Structured figure records:
- - -
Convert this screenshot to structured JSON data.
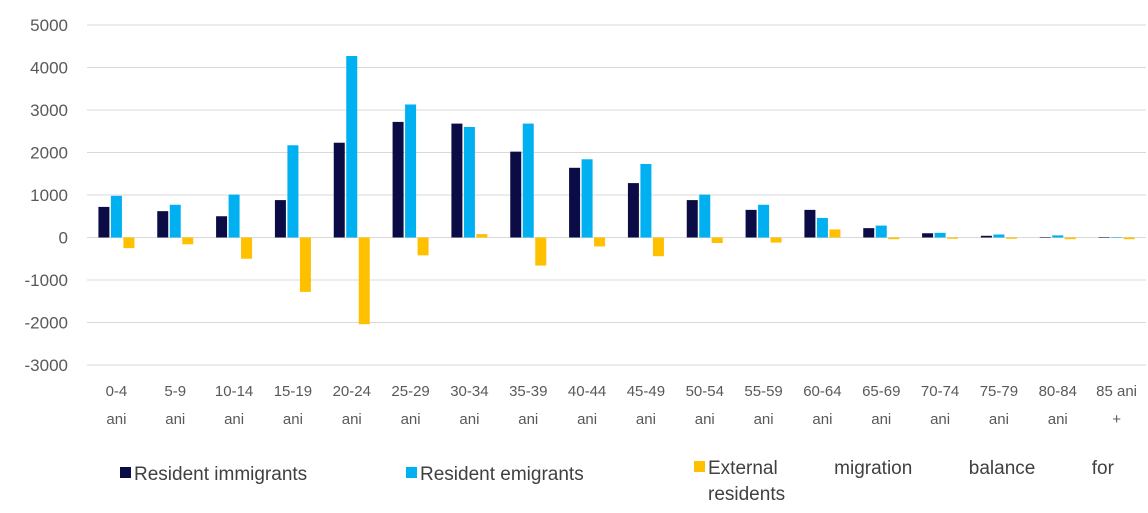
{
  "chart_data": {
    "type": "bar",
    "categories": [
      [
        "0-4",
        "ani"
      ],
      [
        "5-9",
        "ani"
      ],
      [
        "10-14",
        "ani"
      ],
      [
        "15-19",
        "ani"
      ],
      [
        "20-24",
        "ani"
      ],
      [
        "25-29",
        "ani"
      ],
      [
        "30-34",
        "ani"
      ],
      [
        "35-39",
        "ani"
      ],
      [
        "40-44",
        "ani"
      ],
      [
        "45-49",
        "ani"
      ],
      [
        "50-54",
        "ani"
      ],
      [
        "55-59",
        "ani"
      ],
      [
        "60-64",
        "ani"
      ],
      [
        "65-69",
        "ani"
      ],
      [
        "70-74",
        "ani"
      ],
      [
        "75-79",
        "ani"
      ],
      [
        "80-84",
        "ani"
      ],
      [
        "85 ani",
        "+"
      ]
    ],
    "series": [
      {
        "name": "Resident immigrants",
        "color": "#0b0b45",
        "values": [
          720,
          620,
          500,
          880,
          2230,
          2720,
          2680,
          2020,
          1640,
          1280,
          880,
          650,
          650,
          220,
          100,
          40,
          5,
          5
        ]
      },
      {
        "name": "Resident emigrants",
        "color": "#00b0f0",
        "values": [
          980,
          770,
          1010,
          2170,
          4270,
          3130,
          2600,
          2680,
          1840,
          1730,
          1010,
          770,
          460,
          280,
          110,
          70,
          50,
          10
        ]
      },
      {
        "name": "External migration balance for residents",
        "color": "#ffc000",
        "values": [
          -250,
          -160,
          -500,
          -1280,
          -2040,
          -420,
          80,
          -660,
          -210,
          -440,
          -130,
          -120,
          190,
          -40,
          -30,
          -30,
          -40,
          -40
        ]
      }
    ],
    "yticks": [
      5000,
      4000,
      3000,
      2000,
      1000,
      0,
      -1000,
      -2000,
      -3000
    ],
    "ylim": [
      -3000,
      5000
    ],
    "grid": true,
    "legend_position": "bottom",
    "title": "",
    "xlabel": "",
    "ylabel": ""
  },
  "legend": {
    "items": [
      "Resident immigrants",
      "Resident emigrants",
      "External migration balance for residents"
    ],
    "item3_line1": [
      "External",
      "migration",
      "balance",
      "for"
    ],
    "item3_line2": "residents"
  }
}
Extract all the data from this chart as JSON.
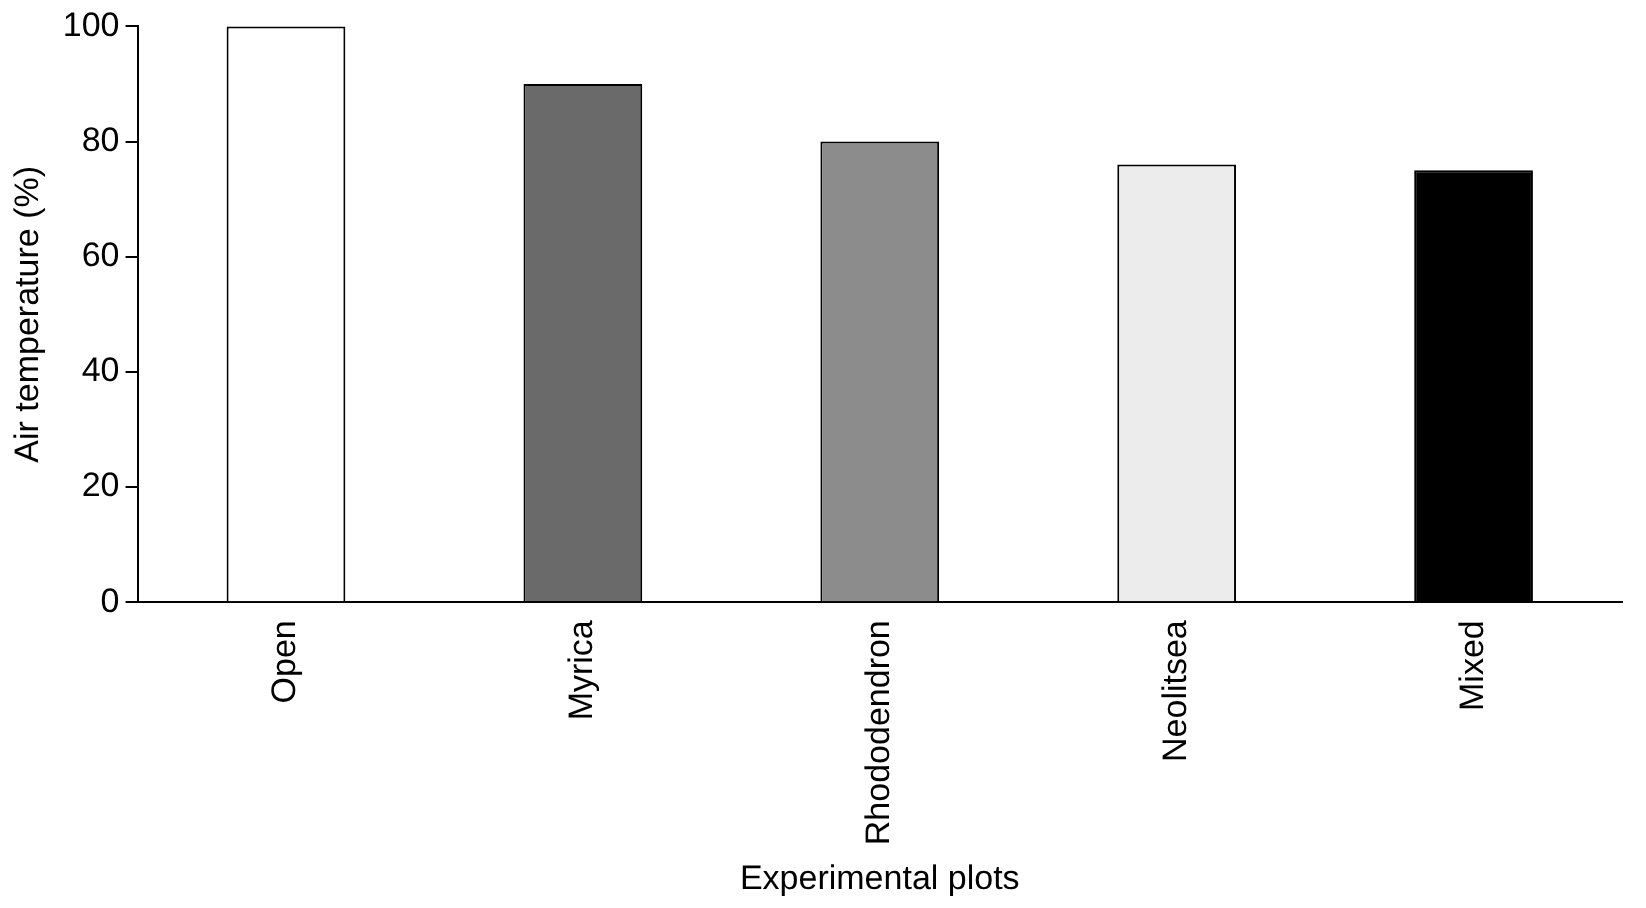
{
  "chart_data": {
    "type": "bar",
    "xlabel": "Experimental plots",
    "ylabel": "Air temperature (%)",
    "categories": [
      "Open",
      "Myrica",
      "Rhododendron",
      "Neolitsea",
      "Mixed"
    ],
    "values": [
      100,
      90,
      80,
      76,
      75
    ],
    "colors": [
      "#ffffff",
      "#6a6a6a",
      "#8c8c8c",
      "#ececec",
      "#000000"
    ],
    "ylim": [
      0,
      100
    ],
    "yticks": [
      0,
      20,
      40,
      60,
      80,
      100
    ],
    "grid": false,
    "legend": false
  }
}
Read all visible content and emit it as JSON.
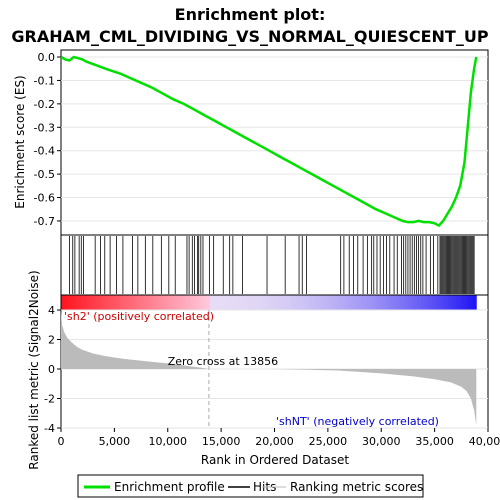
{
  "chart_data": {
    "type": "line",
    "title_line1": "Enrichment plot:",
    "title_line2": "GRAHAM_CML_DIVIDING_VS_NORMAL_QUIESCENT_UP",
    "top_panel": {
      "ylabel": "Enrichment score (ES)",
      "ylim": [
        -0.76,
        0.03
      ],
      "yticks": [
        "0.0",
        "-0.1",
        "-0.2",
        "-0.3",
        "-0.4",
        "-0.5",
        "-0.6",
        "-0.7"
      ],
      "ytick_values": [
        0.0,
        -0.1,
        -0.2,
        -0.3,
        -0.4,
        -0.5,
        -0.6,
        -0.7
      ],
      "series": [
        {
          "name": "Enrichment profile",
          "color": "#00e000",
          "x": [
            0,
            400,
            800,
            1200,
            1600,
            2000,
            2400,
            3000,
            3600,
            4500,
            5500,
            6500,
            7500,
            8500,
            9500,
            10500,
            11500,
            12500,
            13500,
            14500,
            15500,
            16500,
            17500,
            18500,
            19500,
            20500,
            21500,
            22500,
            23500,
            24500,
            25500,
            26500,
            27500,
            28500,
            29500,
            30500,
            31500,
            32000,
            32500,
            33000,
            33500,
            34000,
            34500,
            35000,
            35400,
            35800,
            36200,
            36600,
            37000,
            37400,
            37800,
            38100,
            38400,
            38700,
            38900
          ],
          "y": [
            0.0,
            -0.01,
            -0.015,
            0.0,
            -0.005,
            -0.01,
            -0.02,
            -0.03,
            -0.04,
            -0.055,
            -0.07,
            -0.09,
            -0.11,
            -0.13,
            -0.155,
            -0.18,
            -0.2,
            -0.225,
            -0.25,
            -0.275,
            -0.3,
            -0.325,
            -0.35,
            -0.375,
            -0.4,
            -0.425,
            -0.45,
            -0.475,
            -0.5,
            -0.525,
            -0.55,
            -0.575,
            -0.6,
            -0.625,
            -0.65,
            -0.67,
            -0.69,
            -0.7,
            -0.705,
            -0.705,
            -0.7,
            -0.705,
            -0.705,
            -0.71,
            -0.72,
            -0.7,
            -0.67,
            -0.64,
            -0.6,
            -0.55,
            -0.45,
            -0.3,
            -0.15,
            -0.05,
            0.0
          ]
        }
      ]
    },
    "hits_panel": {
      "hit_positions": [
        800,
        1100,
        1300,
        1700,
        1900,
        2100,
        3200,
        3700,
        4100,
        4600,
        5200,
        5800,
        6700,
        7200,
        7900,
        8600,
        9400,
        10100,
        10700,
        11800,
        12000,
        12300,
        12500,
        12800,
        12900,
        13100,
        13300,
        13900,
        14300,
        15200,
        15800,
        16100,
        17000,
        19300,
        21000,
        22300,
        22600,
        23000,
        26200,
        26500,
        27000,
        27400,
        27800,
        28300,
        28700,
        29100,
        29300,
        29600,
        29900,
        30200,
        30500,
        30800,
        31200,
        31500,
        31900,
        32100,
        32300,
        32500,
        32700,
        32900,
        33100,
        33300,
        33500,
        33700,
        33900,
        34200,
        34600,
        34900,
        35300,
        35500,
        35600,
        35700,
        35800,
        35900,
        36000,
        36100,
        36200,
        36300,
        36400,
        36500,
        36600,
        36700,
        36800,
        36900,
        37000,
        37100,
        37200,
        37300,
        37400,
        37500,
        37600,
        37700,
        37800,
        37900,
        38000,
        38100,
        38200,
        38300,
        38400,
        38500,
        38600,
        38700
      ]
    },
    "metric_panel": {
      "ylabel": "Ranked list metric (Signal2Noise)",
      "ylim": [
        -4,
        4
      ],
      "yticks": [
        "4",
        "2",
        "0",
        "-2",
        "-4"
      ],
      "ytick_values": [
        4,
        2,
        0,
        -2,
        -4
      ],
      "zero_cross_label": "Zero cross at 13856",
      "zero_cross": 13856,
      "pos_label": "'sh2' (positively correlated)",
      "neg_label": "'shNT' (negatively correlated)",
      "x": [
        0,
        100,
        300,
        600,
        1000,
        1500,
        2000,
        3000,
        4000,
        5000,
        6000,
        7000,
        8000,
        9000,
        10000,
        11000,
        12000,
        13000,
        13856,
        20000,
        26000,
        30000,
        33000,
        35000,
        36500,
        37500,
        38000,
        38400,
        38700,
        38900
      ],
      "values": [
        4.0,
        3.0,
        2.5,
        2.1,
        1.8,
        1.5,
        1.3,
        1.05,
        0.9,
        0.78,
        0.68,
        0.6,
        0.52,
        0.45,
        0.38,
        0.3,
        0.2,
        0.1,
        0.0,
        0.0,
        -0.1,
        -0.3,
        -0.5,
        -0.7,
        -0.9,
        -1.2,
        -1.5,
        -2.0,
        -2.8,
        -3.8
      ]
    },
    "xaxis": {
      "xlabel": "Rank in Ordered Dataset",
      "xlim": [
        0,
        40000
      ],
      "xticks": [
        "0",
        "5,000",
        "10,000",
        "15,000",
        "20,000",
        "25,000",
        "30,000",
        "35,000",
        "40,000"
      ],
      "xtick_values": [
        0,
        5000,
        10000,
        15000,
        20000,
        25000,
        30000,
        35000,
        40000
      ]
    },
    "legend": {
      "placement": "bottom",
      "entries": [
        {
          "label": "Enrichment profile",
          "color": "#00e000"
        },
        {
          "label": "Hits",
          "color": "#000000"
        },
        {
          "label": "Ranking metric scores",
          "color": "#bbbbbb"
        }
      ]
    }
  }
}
- - -
• **SET TASK**: Search the data above for the word "JSON", then gather each line in which it appears.

• **TASK OUTPUT**:
Convert this screenshot to structured JSON data.
Extract all the data from this chart as JSON.
Read all visible content and emit it as JSON.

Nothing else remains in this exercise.